(Bounding box entries)

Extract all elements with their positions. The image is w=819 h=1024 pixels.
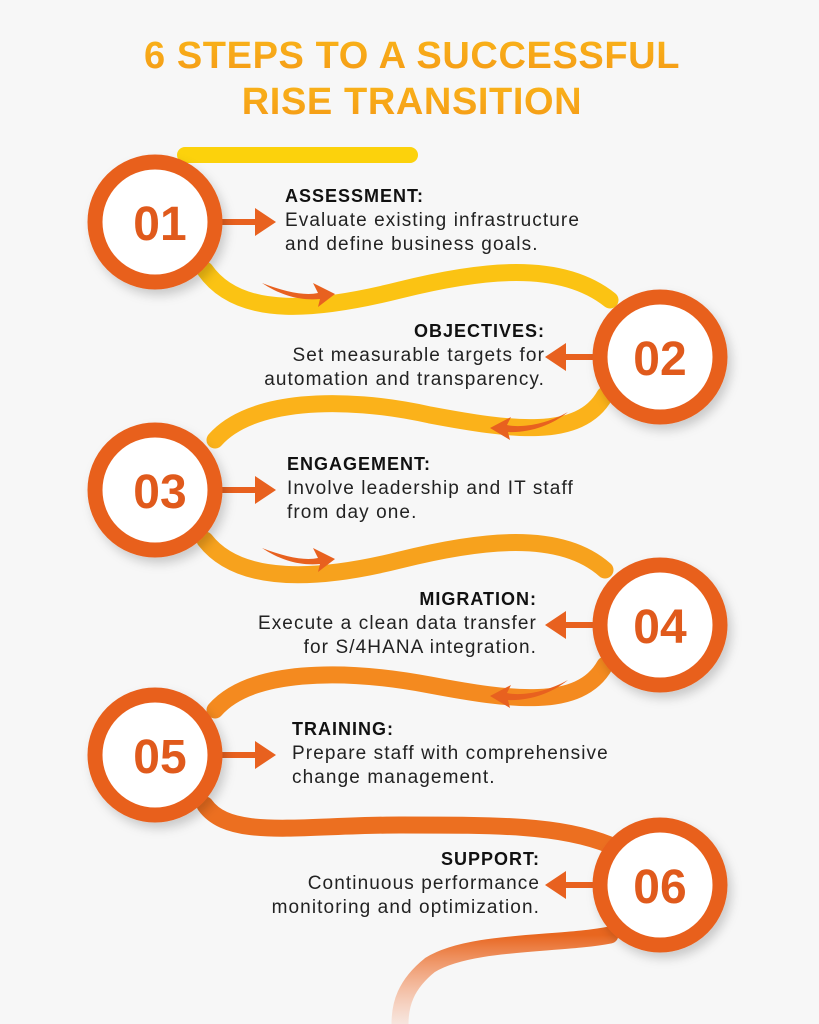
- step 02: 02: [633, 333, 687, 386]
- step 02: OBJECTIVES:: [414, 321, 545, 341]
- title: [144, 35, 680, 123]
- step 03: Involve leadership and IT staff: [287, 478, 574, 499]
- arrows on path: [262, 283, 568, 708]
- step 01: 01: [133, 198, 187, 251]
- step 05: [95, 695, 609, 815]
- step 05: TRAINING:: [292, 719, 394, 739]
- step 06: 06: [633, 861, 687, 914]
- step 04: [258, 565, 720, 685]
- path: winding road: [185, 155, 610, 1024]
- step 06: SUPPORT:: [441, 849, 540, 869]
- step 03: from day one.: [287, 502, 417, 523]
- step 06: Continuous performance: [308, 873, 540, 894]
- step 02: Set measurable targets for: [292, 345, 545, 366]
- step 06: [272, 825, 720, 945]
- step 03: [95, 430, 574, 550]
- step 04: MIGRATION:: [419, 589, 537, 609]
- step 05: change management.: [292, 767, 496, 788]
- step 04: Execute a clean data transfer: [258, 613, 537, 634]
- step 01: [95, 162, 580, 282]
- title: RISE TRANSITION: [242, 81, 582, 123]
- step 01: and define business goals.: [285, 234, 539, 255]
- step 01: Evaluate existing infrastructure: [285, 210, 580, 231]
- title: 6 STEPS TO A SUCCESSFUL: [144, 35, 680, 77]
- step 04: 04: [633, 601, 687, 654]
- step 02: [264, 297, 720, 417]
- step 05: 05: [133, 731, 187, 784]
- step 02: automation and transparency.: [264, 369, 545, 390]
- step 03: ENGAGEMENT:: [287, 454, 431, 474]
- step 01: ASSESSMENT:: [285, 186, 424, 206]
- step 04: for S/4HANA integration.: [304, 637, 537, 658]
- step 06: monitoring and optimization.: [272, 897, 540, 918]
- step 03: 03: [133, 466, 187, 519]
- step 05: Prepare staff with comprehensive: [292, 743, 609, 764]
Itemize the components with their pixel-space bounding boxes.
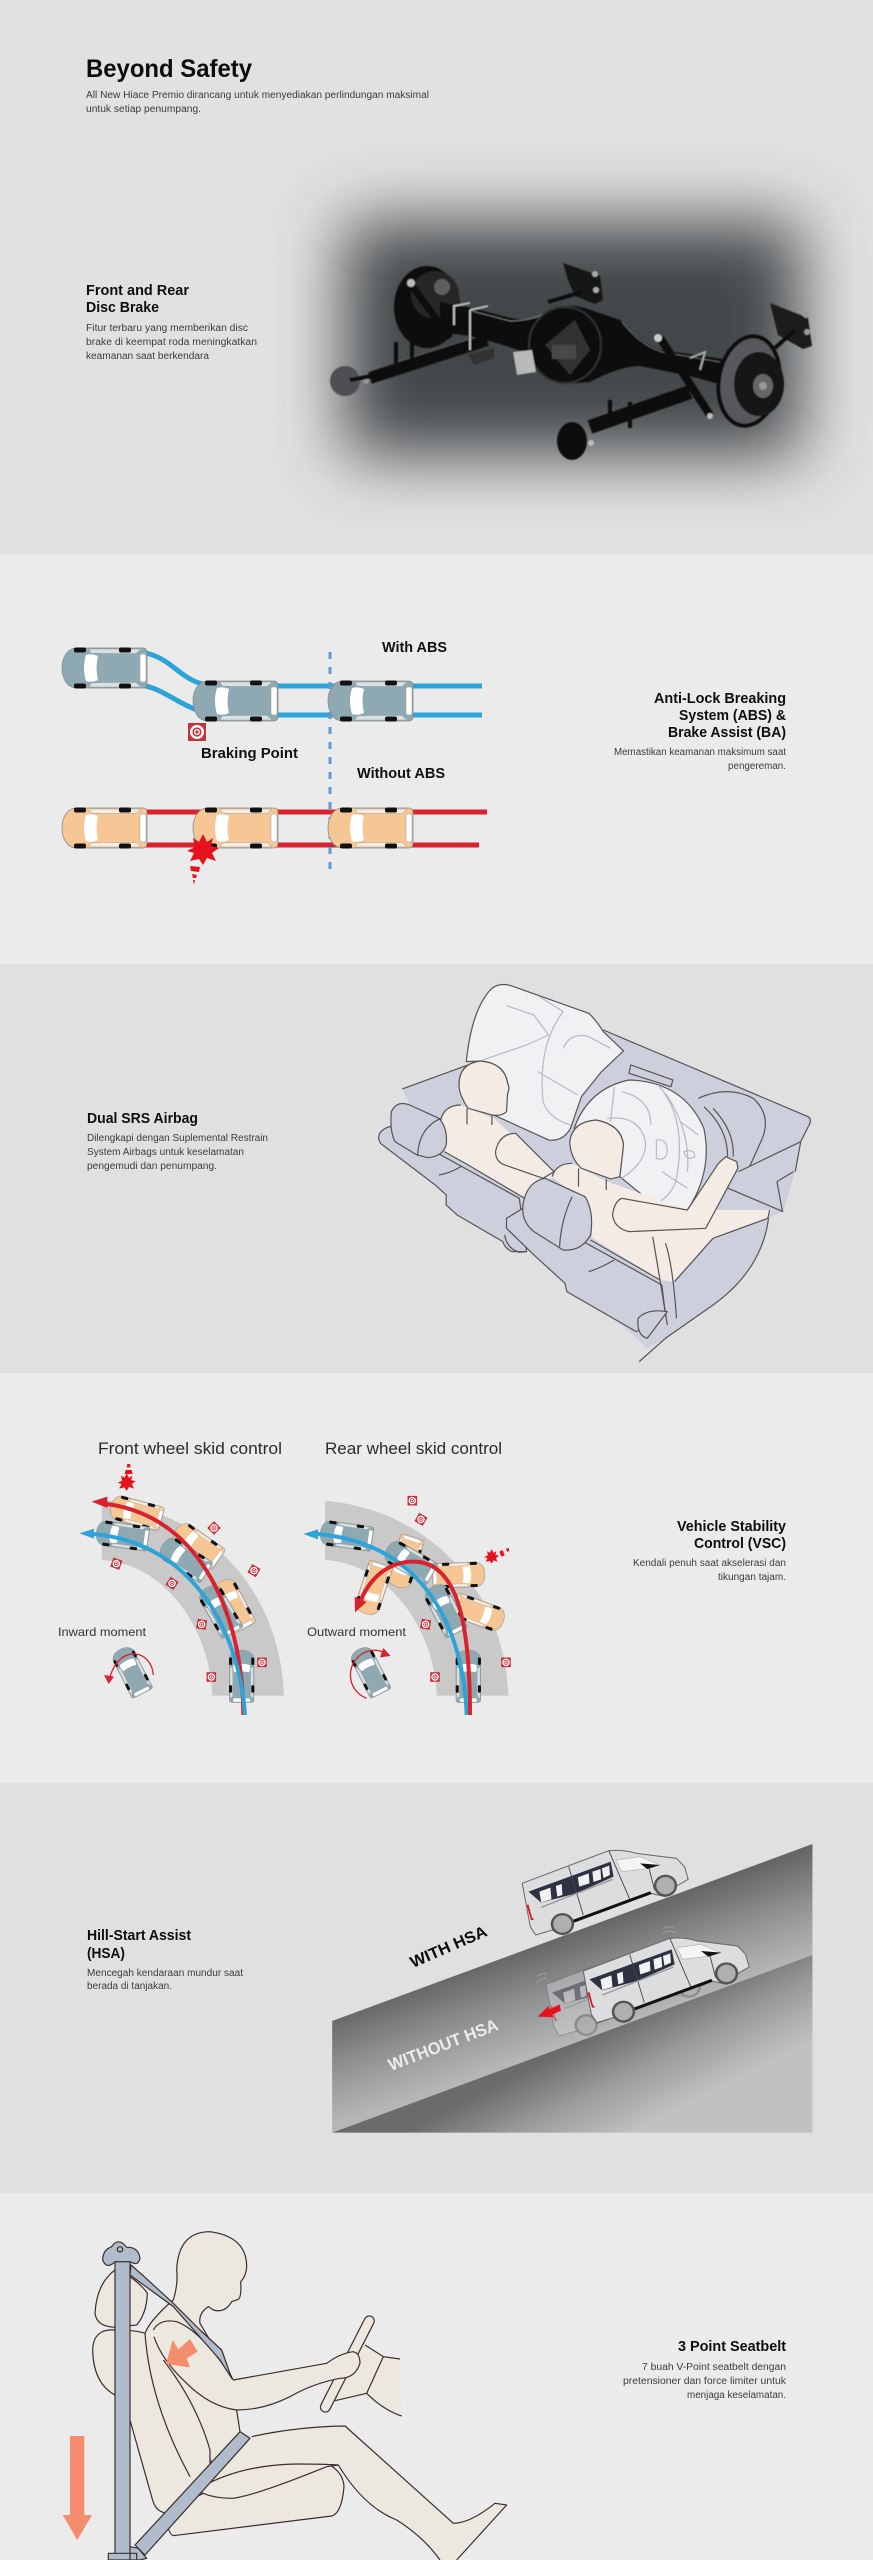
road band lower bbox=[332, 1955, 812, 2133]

→ Direction: Lay out every line of the items above as a numbered list, leaving out blank lines and the pictures.

→ Complete response:
1. Extract all elements with their positions. The image is w=819 h=1024 pixels.
2. - step 02: 02: [633, 333, 687, 386]
3. - step 02: OBJECTIVES:: [414, 321, 545, 341]
4. - title: [144, 35, 680, 123]
5. - step 03: Involve leadership and IT staff: [287, 478, 574, 499]
6. - arrows on path: [262, 283, 568, 708]
7. - step 01: 01: [133, 198, 187, 251]
8. - step 05: [95, 695, 609, 815]
9. - step 05: TRAINING:: [292, 719, 394, 739]
10. - step 06: 06: [633, 861, 687, 914]
11. - step 04: [258, 565, 720, 685]
12. - path: winding road: [185, 155, 610, 1024]
13. - step 06: SUPPORT:: [441, 849, 540, 869]
14. - step 03: from day one.: [287, 502, 417, 523]
15. - step 06: Continuous performance: [308, 873, 540, 894]
16. - step 02: Set measurable targets for: [292, 345, 545, 366]
17. - step 06: [272, 825, 720, 945]
18. - step 03: [95, 430, 574, 550]
19. - step 04: MIGRATION:: [419, 589, 537, 609]
20. - step 05: change management.: [292, 767, 496, 788]
21. - step 04: Execute a clean data transfer: [258, 613, 537, 634]
22. - step 01: [95, 162, 580, 282]
23. - title: RISE TRANSITION: [242, 81, 582, 123]
24. - step 01: and define business goals.: [285, 234, 539, 255]
25. - step 01: Evaluate existing infrastructure: [285, 210, 580, 231]
26. - title: 6 STEPS TO A SUCCESSFUL: [144, 35, 680, 77]
27. - step 04: 04: [633, 601, 687, 654]
28. - step 02: [264, 297, 720, 417]
29. - step 05: 05: [133, 731, 187, 784]
30. - step 02: automation and transparency.: [264, 369, 545, 390]
31. - step 03: ENGAGEMENT:: [287, 454, 431, 474]
32. - step 01: ASSESSMENT:: [285, 186, 424, 206]
33. - step 04: for S/4HANA integration.: [304, 637, 537, 658]
34. - step 06: monitoring and optimization.: [272, 897, 540, 918]
35. - step 03: 03: [133, 466, 187, 519]
36. - step 05: Prepare staff with comprehensive: [292, 743, 609, 764]
37. Itemize the components with their pixel-space bounding boxes.
38. road band lower bbox=[332, 1955, 812, 2133]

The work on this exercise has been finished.